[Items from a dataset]
☆ ☆ ☆ ☆ ☆
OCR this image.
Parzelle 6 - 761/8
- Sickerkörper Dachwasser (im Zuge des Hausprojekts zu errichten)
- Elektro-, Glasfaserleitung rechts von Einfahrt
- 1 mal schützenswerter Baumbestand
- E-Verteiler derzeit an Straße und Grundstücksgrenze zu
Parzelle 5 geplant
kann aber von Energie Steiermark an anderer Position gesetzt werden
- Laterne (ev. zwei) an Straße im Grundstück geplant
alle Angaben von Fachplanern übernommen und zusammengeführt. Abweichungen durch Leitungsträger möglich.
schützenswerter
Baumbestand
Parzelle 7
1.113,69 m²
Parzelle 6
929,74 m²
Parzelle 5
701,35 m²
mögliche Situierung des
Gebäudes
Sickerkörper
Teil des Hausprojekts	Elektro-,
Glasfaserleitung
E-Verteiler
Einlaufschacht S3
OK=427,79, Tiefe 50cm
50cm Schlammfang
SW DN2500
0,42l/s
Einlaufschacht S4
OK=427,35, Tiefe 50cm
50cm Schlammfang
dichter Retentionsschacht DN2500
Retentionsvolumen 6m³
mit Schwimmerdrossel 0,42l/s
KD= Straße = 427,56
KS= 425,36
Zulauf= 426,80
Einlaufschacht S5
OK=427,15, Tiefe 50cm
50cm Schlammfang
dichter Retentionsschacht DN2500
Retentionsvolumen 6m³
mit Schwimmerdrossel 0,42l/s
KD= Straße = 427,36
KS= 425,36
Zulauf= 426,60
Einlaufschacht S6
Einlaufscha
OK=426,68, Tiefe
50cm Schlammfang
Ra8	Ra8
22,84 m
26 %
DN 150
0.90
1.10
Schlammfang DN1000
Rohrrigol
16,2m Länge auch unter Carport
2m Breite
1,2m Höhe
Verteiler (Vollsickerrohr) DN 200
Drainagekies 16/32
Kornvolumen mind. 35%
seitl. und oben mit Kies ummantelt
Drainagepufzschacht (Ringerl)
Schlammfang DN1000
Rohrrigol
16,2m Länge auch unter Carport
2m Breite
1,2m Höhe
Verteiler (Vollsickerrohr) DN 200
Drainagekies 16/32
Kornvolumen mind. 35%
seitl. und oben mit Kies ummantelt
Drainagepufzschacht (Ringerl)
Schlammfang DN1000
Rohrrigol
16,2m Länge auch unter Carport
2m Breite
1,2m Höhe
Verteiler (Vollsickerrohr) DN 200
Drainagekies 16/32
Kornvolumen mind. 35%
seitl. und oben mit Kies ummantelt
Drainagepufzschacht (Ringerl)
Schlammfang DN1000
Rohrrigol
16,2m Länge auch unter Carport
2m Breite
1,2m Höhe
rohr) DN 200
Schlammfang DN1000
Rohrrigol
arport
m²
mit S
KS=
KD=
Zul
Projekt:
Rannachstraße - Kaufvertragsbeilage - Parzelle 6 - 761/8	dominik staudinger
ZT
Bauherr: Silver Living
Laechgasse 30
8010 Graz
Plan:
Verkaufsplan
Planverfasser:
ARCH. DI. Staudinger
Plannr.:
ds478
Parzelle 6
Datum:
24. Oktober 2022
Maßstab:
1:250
☆ ☆ ☆ ☆ ☆
Lines that include the word "Parzelle" are to be extracted from the data above.

Parzelle 6 - 761/8
Parzelle 5 geplant
Parzelle 7
Parzelle 6
Parzelle 5
Rannachstraße - Kaufvertragsbeilage - Parzelle 6 - 761/8	dominik staudinger
Parzelle 6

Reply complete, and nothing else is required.